▶ Aim
Copy the data that follows, character for character, minus the pictures.

▶ Data rows
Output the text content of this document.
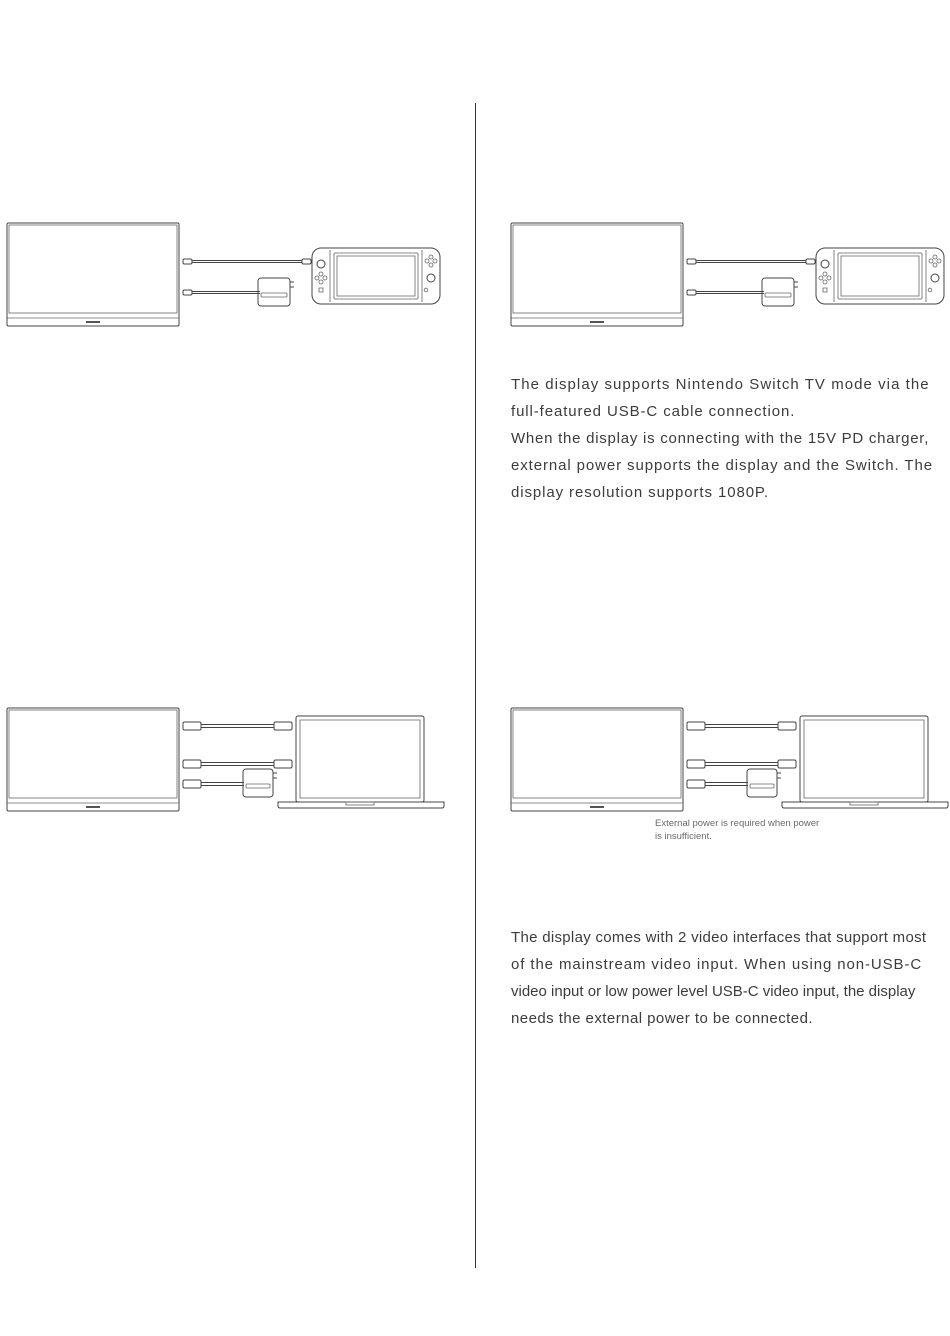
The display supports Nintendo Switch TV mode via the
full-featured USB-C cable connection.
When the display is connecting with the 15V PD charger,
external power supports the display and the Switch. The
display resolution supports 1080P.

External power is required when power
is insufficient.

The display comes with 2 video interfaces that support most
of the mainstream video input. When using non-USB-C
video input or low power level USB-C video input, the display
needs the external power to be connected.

▶ Written answer
Output the text content of this document.
The display supports Nintendo Switch TV mode via the
full-featured USB-C cable connection.
When the display is connecting with the 15V PD charger,
external power supports the display and the Switch. The
display resolution supports 1080P.

External power is required when power
is insufficient.

The display comes with 2 video interfaces that support most
of the mainstream video input. When using non-USB-C
video input or low power level USB-C video input, the display
needs the external power to be connected.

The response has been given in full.